**Written request:** Search the data for the word "Hillend" and copy every line where it occurs.

**Material supplied:**

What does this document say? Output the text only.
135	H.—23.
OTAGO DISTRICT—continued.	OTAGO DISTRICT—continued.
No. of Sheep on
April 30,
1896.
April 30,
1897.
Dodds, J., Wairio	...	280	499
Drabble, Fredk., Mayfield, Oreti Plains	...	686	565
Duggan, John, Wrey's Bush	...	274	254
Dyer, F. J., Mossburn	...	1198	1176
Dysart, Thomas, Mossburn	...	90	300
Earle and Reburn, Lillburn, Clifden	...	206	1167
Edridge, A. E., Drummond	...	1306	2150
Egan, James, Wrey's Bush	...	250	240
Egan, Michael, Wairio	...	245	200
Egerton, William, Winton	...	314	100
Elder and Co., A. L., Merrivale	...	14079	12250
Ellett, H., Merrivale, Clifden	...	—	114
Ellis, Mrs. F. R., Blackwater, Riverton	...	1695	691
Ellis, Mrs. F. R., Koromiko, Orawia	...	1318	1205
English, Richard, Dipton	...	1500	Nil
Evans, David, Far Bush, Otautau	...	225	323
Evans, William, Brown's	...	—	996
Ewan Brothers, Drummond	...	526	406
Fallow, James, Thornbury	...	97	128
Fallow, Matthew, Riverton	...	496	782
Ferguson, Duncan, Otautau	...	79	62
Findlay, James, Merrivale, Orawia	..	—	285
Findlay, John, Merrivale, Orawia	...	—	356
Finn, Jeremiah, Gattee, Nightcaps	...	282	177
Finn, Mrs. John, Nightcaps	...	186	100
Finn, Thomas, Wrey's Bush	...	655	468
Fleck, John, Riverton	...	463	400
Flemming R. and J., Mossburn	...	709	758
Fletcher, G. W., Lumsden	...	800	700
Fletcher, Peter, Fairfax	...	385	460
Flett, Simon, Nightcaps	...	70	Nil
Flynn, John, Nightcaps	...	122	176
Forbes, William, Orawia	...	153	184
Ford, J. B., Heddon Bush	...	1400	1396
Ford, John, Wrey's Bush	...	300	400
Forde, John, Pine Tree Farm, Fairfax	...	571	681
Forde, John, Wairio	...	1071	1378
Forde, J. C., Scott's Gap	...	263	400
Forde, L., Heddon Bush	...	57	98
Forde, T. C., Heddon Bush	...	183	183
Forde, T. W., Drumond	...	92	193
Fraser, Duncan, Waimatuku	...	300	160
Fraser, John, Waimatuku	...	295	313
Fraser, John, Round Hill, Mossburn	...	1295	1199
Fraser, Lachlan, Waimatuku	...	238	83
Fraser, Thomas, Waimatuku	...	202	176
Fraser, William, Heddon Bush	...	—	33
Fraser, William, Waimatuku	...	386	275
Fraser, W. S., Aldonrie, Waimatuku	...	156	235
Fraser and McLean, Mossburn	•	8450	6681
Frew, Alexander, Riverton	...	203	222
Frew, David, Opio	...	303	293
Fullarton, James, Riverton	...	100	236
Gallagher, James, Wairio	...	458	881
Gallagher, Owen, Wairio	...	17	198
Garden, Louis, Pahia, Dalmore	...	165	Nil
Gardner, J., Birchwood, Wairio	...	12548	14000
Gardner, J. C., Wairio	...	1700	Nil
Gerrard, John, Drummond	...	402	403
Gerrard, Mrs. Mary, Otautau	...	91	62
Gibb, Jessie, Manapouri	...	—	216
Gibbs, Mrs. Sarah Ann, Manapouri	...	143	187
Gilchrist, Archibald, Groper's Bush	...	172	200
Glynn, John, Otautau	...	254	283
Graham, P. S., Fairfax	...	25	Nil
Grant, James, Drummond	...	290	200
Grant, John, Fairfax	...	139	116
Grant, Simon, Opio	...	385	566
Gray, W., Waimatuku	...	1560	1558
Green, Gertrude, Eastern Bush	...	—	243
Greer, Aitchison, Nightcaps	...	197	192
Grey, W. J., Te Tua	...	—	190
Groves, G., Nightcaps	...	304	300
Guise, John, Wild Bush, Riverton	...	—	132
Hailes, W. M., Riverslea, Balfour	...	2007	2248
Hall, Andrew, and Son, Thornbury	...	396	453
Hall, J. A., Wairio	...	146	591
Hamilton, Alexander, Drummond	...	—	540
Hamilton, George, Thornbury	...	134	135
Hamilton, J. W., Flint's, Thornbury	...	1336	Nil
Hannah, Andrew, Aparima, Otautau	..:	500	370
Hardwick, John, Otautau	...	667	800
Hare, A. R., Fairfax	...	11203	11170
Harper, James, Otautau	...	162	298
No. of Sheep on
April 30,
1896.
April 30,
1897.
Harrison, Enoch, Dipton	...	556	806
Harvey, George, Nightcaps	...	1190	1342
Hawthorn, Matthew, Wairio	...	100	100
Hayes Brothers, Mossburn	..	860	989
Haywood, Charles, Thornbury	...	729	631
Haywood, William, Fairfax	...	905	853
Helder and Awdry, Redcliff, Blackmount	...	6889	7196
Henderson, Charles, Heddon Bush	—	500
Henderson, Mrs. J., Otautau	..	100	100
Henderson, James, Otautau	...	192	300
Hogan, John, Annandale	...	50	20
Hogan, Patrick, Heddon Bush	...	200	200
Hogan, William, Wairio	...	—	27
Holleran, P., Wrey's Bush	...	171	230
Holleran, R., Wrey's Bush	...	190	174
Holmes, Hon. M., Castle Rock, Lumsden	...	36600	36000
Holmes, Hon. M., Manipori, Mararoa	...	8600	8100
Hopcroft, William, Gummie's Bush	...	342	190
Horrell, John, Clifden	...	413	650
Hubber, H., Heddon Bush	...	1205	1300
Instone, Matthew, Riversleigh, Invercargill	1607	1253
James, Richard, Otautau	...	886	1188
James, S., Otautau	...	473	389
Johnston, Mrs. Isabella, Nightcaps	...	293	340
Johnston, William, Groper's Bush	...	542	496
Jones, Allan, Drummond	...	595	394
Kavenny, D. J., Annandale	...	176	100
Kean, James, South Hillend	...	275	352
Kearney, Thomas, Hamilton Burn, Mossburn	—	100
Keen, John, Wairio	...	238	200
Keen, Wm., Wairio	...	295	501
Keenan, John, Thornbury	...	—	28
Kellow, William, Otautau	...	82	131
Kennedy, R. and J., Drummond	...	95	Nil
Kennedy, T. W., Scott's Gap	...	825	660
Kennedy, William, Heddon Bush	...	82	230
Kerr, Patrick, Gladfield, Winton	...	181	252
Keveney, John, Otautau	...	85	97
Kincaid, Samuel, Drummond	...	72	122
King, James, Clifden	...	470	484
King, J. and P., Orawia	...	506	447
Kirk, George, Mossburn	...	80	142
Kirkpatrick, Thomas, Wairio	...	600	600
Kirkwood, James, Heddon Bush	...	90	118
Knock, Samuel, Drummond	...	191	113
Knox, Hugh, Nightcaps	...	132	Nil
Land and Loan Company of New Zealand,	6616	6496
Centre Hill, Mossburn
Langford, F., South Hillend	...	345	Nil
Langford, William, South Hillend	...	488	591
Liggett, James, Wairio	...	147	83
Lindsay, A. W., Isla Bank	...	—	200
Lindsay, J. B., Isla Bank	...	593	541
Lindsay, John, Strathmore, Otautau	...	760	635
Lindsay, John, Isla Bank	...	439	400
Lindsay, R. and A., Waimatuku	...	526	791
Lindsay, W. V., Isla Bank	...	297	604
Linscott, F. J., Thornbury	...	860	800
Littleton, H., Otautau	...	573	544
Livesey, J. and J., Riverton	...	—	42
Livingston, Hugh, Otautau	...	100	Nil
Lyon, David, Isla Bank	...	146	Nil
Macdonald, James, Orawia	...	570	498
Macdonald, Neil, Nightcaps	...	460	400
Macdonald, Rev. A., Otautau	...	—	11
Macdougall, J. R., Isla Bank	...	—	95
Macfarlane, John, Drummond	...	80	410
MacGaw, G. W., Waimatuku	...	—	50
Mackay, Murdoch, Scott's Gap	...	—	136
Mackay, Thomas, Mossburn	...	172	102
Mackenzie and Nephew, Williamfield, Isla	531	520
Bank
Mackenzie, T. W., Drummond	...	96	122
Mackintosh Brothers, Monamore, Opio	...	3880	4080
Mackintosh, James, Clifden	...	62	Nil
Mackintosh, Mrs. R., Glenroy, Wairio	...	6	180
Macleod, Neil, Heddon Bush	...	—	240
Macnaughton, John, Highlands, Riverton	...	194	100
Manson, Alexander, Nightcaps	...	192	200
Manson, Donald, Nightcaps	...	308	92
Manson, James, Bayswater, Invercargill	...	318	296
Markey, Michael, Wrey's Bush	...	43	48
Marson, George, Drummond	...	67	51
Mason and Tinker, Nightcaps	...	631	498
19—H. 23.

**Task solution:**
Kean, James, South Hillend	...	275	352
Langford, F., South Hillend	...	345	Nil
Langford, William, South Hillend	...	488	591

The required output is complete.